**YOUR INSTRUCTIONS**
Your task is to print all of the data word for word.
* START DATA TO USE *
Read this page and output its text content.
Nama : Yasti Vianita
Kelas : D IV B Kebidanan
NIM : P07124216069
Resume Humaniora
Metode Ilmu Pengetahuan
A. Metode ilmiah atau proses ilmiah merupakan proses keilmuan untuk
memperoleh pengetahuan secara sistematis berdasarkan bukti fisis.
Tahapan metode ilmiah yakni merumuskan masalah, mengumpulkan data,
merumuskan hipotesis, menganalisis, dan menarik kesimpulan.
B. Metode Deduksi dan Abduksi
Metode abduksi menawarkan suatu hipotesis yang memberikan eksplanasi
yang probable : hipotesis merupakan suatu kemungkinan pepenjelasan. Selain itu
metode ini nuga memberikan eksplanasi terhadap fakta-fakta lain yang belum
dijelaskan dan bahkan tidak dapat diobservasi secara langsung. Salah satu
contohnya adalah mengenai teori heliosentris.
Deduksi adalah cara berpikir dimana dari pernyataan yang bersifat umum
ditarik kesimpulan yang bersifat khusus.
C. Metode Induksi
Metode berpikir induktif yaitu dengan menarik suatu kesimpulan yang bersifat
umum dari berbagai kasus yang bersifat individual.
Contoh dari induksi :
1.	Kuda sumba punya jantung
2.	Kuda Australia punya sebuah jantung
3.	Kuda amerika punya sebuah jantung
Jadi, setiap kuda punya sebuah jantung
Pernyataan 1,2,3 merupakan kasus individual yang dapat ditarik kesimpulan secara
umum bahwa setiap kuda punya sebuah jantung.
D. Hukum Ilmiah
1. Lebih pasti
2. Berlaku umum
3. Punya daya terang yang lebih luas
* END DATA TO USE *
**WRITTEN ANSWER**
Read this page and output its text content.
Nama : Yasti Vianita
Kelas : D IV B Kebidanan
NIM : P07124216069
Resume Humaniora
Metode Ilmu Pengetahuan
A. Metode ilmiah atau proses ilmiah merupakan proses keilmuan untuk
memperoleh pengetahuan secara sistematis berdasarkan bukti fisis.
Tahapan metode ilmiah yakni merumuskan masalah, mengumpulkan data,
merumuskan hipotesis, menganalisis, dan menarik kesimpulan.
B. Metode Deduksi dan Abduksi
Metode abduksi menawarkan suatu hipotesis yang memberikan eksplanasi
yang probable : hipotesis merupakan suatu kemungkinan pepenjelasan. Selain itu
metode ini nuga memberikan eksplanasi terhadap fakta-fakta lain yang belum
dijelaskan dan bahkan tidak dapat diobservasi secara langsung. Salah satu
contohnya adalah mengenai teori heliosentris.
Deduksi adalah cara berpikir dimana dari pernyataan yang bersifat umum
ditarik kesimpulan yang bersifat khusus.
C. Metode Induksi
Metode berpikir induktif yaitu dengan menarik suatu kesimpulan yang bersifat
umum dari berbagai kasus yang bersifat individual.
Contoh dari induksi :
1.	Kuda sumba punya jantung
2.	Kuda Australia punya sebuah jantung
3.	Kuda amerika punya sebuah jantung
Jadi, setiap kuda punya sebuah jantung
Pernyataan 1,2,3 merupakan kasus individual yang dapat ditarik kesimpulan secara
umum bahwa setiap kuda punya sebuah jantung.
D. Hukum Ilmiah
1. Lebih pasti
2. Berlaku umum
3. Punya daya terang yang lebih luas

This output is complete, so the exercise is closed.